__Brief__.
Collect every line below that contains the word "their".

__Data listing__.
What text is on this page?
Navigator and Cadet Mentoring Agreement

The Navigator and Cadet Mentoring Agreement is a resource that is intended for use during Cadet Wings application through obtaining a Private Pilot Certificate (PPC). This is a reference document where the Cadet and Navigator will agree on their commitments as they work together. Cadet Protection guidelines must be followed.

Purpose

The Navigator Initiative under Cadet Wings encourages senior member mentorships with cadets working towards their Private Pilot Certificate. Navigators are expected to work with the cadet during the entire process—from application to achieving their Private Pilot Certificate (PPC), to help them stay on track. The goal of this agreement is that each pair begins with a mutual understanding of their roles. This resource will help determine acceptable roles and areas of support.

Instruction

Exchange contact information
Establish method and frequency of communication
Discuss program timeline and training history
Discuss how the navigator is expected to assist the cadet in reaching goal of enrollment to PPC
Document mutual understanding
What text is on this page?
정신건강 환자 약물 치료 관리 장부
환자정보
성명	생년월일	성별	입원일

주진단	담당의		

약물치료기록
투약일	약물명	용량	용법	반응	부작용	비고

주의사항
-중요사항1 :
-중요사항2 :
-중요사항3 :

__Answer to the exercise__.
The Navigator and Cadet Mentoring Agreement is a resource that is intended for use during Cadet Wings application through obtaining a Private Pilot Certificate (PPC). This is a reference document where the Cadet and Navigator will agree on their commitments as they work together. Cadet Protection guidelines must be followed.
The Navigator Initiative under Cadet Wings encourages senior member mentorships with cadets working towards their Private Pilot Certificate. Navigators are expected to work with the cadet during the entire process—from application to achieving their Private Pilot Certificate (PPC), to help them stay on track. The goal of this agreement is that each pair begins with a mutual understanding of their roles. This resource will help determine acceptable roles and areas of support.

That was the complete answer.